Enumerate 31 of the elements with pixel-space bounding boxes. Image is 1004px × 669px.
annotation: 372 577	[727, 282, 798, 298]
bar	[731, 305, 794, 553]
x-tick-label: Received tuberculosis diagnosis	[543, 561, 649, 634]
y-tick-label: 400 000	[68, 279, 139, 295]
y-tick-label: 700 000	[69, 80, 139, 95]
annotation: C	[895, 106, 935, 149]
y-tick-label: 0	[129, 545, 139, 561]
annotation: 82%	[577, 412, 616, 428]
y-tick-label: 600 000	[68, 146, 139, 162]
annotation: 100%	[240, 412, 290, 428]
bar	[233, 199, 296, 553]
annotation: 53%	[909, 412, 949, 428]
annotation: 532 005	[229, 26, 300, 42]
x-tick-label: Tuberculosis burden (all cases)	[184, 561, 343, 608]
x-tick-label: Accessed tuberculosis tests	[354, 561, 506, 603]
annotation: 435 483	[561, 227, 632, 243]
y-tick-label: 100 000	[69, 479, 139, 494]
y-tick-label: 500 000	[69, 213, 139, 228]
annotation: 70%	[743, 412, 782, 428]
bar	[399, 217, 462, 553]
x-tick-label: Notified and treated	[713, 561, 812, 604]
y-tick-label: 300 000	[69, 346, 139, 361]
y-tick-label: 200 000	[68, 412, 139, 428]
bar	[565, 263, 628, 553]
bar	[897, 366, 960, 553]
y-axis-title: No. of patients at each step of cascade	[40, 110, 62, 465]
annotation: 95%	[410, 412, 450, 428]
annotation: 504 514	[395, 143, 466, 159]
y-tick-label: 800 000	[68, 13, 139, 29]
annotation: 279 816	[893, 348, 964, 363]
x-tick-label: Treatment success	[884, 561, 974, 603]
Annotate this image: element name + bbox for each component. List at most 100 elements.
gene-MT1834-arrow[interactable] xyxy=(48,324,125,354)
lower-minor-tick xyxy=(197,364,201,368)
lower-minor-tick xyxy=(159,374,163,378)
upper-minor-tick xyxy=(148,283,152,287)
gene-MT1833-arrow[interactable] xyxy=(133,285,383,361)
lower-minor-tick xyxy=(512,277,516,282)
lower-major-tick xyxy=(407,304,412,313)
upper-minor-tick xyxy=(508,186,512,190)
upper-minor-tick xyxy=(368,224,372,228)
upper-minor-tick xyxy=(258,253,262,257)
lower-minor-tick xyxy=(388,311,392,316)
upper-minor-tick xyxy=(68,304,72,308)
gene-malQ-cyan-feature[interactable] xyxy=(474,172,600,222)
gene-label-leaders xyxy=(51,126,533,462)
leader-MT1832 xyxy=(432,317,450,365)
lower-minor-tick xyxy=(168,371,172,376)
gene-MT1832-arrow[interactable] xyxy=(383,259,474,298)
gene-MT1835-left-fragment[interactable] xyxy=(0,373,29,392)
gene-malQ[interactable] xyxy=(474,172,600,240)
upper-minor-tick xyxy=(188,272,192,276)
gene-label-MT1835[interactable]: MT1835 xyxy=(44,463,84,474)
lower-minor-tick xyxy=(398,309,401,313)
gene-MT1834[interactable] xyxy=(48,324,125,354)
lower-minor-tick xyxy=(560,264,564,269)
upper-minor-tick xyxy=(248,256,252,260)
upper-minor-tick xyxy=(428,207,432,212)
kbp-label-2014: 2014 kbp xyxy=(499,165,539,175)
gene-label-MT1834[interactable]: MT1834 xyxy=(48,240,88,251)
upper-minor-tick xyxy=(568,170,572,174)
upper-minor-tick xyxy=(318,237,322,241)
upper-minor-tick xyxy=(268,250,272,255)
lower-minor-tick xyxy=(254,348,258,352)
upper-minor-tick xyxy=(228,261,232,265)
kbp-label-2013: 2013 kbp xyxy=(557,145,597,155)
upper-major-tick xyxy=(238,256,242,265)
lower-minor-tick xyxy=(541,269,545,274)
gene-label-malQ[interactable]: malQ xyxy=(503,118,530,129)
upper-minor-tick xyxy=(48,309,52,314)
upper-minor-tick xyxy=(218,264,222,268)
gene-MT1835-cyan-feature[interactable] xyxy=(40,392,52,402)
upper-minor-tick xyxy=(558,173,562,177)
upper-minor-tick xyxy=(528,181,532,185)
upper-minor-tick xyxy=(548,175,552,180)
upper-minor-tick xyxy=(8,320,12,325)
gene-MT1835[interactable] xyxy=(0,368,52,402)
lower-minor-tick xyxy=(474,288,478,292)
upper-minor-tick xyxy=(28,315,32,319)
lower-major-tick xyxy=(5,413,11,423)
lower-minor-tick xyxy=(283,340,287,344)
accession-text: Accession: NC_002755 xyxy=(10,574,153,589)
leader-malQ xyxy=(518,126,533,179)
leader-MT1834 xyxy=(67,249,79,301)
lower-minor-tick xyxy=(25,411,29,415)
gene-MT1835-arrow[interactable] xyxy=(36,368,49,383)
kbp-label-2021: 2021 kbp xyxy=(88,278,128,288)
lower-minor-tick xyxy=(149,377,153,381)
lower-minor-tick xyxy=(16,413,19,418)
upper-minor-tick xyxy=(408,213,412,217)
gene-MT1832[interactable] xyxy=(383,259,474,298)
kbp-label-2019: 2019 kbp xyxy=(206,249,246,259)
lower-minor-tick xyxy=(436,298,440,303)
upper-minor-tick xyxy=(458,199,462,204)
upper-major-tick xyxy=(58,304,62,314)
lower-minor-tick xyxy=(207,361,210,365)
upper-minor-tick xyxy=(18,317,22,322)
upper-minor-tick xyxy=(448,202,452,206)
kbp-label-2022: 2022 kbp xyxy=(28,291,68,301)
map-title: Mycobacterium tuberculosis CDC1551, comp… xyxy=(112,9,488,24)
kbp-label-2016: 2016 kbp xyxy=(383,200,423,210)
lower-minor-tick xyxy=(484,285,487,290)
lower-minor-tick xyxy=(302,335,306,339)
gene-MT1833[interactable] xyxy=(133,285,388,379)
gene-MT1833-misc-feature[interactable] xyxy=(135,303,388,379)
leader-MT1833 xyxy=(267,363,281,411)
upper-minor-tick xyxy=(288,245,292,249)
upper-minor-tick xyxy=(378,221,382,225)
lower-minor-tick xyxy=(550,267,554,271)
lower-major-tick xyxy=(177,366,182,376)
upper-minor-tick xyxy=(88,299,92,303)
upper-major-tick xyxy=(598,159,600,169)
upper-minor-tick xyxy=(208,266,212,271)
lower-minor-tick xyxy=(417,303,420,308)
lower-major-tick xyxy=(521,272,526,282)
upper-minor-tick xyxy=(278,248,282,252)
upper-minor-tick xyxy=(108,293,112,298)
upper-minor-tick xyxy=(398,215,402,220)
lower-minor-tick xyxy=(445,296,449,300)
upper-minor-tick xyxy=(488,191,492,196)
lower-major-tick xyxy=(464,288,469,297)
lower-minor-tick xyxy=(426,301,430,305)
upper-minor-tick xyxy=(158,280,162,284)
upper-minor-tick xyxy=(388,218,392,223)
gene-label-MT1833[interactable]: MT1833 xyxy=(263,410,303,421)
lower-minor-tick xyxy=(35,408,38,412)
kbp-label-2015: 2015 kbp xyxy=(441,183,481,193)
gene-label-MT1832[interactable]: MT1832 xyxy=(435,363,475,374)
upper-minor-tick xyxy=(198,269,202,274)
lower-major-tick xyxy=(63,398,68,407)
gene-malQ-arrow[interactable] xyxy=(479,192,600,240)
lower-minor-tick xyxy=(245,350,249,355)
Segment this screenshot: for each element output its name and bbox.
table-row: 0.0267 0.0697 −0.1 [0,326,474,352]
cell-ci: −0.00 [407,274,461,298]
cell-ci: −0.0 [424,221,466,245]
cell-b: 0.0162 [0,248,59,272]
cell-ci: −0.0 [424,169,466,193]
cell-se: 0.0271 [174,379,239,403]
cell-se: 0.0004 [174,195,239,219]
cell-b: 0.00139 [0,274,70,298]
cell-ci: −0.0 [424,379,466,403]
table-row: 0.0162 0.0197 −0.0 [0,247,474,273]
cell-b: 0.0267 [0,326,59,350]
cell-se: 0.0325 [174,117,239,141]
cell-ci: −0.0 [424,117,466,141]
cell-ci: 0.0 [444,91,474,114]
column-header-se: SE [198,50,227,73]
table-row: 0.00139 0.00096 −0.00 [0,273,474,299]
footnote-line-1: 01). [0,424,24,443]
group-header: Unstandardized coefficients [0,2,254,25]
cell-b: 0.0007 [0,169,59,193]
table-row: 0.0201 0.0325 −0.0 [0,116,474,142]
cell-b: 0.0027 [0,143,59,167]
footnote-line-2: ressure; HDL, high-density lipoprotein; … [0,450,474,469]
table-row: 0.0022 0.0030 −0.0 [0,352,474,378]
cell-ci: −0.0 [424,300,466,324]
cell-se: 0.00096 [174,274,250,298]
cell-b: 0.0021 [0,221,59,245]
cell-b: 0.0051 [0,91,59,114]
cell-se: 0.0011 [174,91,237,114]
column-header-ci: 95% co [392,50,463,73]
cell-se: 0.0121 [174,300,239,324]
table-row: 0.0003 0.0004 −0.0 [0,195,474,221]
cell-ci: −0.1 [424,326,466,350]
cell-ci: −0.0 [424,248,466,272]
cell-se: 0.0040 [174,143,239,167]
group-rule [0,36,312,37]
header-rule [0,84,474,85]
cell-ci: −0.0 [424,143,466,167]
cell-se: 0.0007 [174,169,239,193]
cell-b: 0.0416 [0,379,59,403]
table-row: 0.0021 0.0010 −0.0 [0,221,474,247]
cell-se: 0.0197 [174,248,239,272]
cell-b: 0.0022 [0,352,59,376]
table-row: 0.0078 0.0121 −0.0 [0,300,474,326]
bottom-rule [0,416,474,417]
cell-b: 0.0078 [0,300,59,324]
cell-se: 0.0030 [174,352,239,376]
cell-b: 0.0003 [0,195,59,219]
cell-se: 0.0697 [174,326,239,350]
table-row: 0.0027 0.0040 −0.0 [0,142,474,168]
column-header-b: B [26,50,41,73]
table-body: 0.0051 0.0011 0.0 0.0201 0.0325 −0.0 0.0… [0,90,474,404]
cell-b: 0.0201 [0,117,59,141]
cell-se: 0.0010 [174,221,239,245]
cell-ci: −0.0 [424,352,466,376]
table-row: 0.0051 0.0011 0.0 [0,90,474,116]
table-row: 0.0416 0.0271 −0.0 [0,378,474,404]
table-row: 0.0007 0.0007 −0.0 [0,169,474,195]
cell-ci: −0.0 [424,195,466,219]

━━━

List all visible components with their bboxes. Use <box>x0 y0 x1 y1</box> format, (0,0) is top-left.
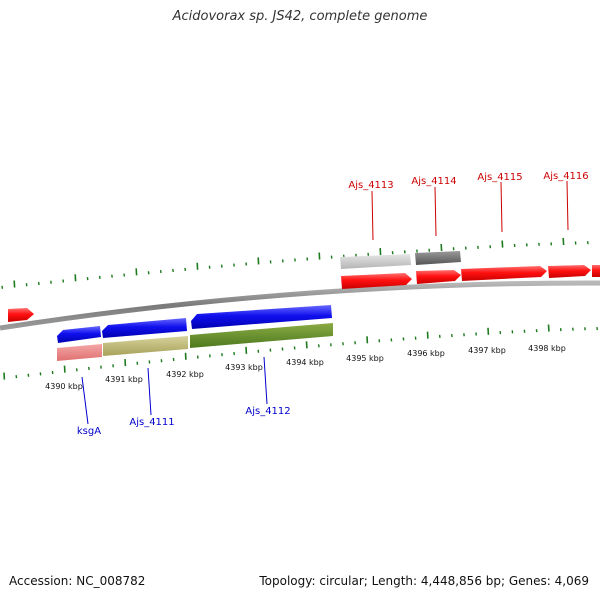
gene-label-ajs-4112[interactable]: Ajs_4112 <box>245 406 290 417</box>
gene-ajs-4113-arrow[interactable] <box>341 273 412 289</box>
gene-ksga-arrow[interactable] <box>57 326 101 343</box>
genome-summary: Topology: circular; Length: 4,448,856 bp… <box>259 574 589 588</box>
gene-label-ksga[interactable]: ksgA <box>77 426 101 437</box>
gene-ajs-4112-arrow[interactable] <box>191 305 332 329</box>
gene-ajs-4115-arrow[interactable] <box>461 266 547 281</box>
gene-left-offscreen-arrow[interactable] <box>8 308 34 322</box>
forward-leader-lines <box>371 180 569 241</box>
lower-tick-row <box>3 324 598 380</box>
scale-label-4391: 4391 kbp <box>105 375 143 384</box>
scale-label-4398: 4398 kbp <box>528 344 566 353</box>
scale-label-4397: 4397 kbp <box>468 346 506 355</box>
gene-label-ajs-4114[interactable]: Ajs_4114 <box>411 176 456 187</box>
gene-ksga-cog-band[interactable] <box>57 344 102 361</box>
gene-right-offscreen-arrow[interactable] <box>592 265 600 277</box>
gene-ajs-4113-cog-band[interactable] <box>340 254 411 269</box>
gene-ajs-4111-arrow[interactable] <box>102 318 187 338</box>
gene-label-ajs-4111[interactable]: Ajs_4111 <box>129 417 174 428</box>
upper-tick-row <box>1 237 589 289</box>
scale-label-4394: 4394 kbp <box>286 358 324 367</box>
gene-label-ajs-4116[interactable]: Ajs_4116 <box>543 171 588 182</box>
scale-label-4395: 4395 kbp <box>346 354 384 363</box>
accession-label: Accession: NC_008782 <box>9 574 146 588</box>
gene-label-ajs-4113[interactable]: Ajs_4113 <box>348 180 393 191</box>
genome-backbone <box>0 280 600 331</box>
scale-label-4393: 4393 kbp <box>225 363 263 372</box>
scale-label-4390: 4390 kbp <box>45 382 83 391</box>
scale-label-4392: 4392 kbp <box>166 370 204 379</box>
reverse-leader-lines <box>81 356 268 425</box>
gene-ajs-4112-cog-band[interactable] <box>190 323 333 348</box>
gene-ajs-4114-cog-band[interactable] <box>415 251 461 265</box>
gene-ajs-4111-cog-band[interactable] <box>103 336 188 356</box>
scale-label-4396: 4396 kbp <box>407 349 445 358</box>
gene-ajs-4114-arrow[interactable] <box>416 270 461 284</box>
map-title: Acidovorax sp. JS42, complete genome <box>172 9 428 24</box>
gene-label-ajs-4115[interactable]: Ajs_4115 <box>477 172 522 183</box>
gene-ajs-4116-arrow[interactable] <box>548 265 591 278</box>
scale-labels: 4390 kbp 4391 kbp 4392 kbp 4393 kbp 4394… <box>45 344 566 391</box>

━━━

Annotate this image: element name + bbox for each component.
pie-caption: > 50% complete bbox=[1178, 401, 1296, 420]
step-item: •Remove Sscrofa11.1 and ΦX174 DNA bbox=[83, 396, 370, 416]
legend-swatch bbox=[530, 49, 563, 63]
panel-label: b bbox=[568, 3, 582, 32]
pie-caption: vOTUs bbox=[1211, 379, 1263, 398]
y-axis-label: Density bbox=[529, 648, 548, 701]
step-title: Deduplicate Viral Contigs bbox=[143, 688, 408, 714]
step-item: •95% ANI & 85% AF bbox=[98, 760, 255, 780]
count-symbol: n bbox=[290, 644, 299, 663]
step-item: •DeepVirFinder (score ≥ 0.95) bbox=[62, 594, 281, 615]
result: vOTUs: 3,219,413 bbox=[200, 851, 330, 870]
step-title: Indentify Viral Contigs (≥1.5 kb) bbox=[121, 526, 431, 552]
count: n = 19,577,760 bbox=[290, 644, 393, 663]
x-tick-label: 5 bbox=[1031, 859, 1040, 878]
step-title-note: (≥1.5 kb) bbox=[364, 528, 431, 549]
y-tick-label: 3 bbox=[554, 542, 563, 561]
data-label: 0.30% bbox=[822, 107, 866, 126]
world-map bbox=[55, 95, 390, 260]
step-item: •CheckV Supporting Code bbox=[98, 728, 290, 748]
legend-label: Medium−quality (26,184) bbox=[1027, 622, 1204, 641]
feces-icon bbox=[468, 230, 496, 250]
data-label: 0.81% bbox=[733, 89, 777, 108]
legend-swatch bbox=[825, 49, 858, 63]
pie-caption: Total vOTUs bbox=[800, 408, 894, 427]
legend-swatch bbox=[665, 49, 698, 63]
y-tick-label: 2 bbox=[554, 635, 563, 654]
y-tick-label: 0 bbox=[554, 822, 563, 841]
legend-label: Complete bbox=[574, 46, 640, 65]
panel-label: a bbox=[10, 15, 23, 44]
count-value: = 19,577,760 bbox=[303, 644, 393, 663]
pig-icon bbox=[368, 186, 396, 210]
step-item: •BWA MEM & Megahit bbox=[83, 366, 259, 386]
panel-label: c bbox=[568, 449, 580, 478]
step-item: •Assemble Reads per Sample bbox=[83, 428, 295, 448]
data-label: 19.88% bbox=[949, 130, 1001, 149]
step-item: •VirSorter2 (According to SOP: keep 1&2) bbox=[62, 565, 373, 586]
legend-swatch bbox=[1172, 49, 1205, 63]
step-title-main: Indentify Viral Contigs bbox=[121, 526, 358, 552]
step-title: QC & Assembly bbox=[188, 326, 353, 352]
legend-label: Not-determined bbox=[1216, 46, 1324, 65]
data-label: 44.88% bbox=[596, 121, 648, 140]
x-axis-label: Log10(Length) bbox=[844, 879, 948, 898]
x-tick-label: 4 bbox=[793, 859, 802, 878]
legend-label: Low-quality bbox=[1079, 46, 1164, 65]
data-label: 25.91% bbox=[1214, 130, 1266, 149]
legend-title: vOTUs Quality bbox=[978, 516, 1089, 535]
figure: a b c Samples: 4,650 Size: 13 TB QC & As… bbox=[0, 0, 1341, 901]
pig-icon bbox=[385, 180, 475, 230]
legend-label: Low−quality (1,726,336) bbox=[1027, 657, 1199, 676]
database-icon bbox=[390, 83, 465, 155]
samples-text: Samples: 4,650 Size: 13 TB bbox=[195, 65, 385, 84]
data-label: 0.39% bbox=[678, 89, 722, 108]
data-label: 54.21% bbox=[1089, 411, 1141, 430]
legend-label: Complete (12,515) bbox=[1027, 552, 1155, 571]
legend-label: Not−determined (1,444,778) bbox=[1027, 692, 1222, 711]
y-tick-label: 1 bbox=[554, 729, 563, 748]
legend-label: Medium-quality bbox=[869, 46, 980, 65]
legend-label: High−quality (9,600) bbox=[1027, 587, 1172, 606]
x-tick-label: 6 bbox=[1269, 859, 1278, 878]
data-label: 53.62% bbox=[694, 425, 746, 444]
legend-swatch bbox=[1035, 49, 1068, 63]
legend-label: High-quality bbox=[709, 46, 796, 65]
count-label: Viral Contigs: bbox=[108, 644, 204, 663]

━━━

- [Exercise brief] Filter on the word "text": copy each matching line from the entries above.

- [Finished exercise]
accession-text: Accession: NC_002755 xyxy=(10,574,153,589)
samples-text: Samples: 4,650 Size: 13 TB bbox=[195, 65, 385, 84]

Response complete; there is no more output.